Gas bubble trauma is a condition that affects fish and other organisms when the sum of the partial pressures of all dissolved gases exceeds atmospheric pressure. At this level there is the potential for gas bubbles to develop in water and in the aquatic and marine organisms that inhabit the water. Spilling water results in habitat concerns that are a violation of BPA’s Clean Water Act and Endangered Species Act obligations.

During certain periods of the year, increased TDG levels, coupled with excess generation after meeting load and export requirements, have created a lack of demand for federal hydropower, even at zero cost. Coupled with transmission limitations and increasing wind generation, the inability to spill water and reduce hydroelectric generation adds to the complexities of managing the region’s grid system.

Wind Generators Curtailed

One way to minimize injection of these gases into water has been to continue operating hydro turbines, because water moved through turbines generally injects lower amounts of gases into water. Therefore, when water gas levels increase, BPA requires thermal and other generators to reduce output when there is low demand, and excess electricity produced by the federal utility’s hydro plants is provided free to the grid.

Wind generators producing electricity during these periods of excess supply and low demand are then subject to curtailment because hydroelectric facilities have to be in operation to preserve river TDG levels. This replacement of planned wind schedules each hour with hydropower is referred to as environmental redispatch (ER).

This ER mechanism was used to curtail wind generation during the period May 18 to July 10, 2011, resulting in the ER of approximately 97,500 MWh of wind and lost contract payments for several wind generators in the region. One of the key features of the ER scheme was that even those customers with firm transmission agreements could be curtailed due to the inability of BPA to spill excess water; consequently, wind generators may not receive contractual payments for their curtailed period. The ER system priorities are:

  • Preserve system reliability
  • Safeguard fish
  • Avoid cost shifts to BPA customers
  • Support renewable integration

The whole concept of ER was very contentious, and several wind generation owners filed complaints with FERC in June 2011 indicating that BPA was not providing appropriate transmission service, as described in the tariff. Among several issues indicated in the June 2011 filing, one of the key concerns was about BPA revoking the contractual transmission rights of several renewable generators in the region (Figure 4).

(Entries from a dataset)
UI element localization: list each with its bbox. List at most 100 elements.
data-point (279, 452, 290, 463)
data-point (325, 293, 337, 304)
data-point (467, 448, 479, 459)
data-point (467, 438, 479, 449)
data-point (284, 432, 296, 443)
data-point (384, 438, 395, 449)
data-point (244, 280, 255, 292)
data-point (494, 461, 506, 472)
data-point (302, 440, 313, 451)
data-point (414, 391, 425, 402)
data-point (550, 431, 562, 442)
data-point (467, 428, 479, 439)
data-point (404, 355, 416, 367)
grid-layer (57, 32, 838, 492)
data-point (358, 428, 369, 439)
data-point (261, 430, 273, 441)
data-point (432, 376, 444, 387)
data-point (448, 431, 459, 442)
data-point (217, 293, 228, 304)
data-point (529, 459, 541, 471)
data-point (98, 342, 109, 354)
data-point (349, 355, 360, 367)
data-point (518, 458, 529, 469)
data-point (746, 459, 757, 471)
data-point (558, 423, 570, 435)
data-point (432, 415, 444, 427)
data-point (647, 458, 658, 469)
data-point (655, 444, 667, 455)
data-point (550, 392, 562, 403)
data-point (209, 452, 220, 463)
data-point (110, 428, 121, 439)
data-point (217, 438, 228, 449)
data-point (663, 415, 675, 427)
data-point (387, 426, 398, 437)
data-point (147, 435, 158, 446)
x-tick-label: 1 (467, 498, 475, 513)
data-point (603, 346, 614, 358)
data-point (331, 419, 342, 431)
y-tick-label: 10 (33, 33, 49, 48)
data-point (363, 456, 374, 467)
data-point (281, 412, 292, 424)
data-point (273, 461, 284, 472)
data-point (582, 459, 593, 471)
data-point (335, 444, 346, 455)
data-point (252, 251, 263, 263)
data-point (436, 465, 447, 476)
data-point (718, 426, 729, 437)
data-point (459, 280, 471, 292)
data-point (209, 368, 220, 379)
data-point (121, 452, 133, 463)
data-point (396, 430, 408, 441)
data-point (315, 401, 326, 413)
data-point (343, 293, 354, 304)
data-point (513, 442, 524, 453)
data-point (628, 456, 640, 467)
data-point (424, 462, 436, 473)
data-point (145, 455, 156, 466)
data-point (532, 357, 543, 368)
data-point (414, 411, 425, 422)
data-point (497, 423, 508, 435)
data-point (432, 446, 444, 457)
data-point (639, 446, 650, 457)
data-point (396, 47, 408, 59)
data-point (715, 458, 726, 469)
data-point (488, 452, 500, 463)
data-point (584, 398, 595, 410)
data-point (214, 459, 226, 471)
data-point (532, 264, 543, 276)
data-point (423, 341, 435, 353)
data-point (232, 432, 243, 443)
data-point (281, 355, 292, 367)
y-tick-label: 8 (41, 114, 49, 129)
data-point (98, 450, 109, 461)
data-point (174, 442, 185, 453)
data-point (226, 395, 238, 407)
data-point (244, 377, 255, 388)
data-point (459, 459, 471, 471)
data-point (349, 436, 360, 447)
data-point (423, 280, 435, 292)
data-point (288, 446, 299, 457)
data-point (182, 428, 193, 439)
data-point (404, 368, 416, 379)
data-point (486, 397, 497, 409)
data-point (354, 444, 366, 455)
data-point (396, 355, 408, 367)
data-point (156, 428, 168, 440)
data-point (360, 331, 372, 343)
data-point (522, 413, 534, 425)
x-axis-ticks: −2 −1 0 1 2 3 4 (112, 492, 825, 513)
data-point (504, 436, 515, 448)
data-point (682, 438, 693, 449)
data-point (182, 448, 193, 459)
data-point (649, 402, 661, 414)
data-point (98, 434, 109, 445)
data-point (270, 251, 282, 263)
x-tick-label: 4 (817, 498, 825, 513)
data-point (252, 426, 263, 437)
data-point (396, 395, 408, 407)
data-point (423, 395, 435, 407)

= Stated exercise A =
Answer these questions from the passage on wind curtailment, giving each answer on its own line and marking it to match:
(i) What is the replacement of planned wind schedules each hour with hydropower called?
(ii) During what period was this mechanism used to curtail wind generation in 2011?
(iii) With whom did several wind generation owners file complaints in June 2011?
= Stated exercise B =
Print the lines of the records from the start through the line that contains "data-point (647, 458, 658, 469)", including both ends.

= Right answer A =
(i) Environmental redispatch (ER)
(ii) May 18 to July 10, 2011
(iii) FERC

= Right answer B =
UI element localization: list each with its bbox. List at most 100 elements.
data-point (279, 452, 290, 463)
data-point (325, 293, 337, 304)
data-point (467, 448, 479, 459)
data-point (467, 438, 479, 449)
data-point (284, 432, 296, 443)
data-point (384, 438, 395, 449)
data-point (244, 280, 255, 292)
data-point (494, 461, 506, 472)
data-point (302, 440, 313, 451)
data-point (414, 391, 425, 402)
data-point (550, 431, 562, 442)
data-point (467, 428, 479, 439)
data-point (404, 355, 416, 367)
grid-layer (57, 32, 838, 492)
data-point (358, 428, 369, 439)
data-point (261, 430, 273, 441)
data-point (432, 376, 444, 387)
data-point (448, 431, 459, 442)
data-point (217, 293, 228, 304)
data-point (529, 459, 541, 471)
data-point (98, 342, 109, 354)
data-point (349, 355, 360, 367)
data-point (518, 458, 529, 469)
data-point (746, 459, 757, 471)
data-point (558, 423, 570, 435)
data-point (432, 415, 444, 427)
data-point (647, 458, 658, 469)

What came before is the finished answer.